__Problem requirements__
Please transcribe the data that follows without the pictures, keeping every word the same.

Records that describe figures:

_ _ _ _

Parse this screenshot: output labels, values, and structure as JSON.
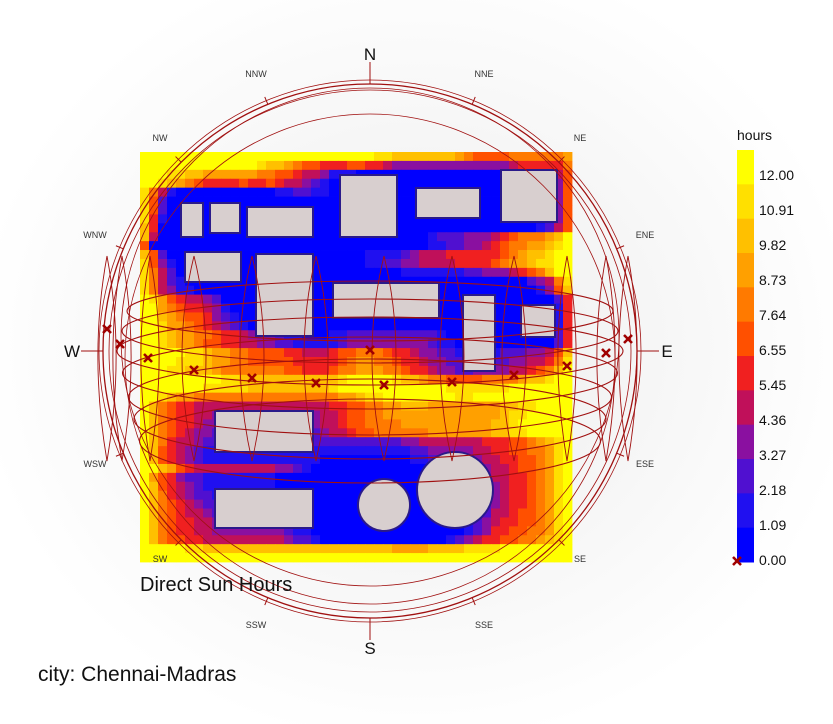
{
  "chart_data": {
    "type": "heatmap",
    "title": "Direct Sun Hours",
    "location_label": "city: Chennai-Madras",
    "legend": {
      "title": "hours",
      "ticks": [
        "12.00",
        "10.91",
        "9.82",
        "8.73",
        "7.64",
        "6.55",
        "5.45",
        "4.36",
        "3.27",
        "2.18",
        "1.09",
        "0.00"
      ],
      "colors": [
        "#ffff00",
        "#ffe000",
        "#ffc000",
        "#ffa000",
        "#ff7a00",
        "#ff5000",
        "#f02020",
        "#c0105a",
        "#8a10a0",
        "#5010d0",
        "#2010f0",
        "#0000ff"
      ],
      "min": 0.0,
      "max": 12.0,
      "marker": "sun position (x)"
    },
    "compass": {
      "major": [
        "N",
        "E",
        "S",
        "W"
      ],
      "minor": [
        "NNE",
        "NE",
        "ENE",
        "ESE",
        "SE",
        "SSE",
        "SSW",
        "SW",
        "WSW",
        "WNW",
        "NW",
        "NNW"
      ]
    },
    "colors": {
      "sunpath": "#a01010",
      "building": "#d8cfcf",
      "building_edge": "#2a1a8a"
    },
    "scale_range": [
      0,
      12
    ]
  }
}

_ _ _ _

__Problem solution__
Parse this screenshot: output labels, values, and structure as JSON.
{
  "chart_data": {
    "type": "heatmap",
    "title": "Direct Sun Hours",
    "location_label": "city: Chennai-Madras",
    "legend": {
      "title": "hours",
      "ticks": [
        "12.00",
        "10.91",
        "9.82",
        "8.73",
        "7.64",
        "6.55",
        "5.45",
        "4.36",
        "3.27",
        "2.18",
        "1.09",
        "0.00"
      ],
      "colors": [
        "#ffff00",
        "#ffe000",
        "#ffc000",
        "#ffa000",
        "#ff7a00",
        "#ff5000",
        "#f02020",
        "#c0105a",
        "#8a10a0",
        "#5010d0",
        "#2010f0",
        "#0000ff"
      ],
      "min": 0.0,
      "max": 12.0,
      "marker": "sun position (x)"
    },
    "compass": {
      "major": [
        "N",
        "E",
        "S",
        "W"
      ],
      "minor": [
        "NNE",
        "NE",
        "ENE",
        "ESE",
        "SE",
        "SSE",
        "SSW",
        "SW",
        "WSW",
        "WNW",
        "NW",
        "NNW"
      ]
    },
    "colors": {
      "sunpath": "#a01010",
      "building": "#d8cfcf",
      "building_edge": "#2a1a8a"
    },
    "scale_range": [
      0,
      12
    ]
  }
}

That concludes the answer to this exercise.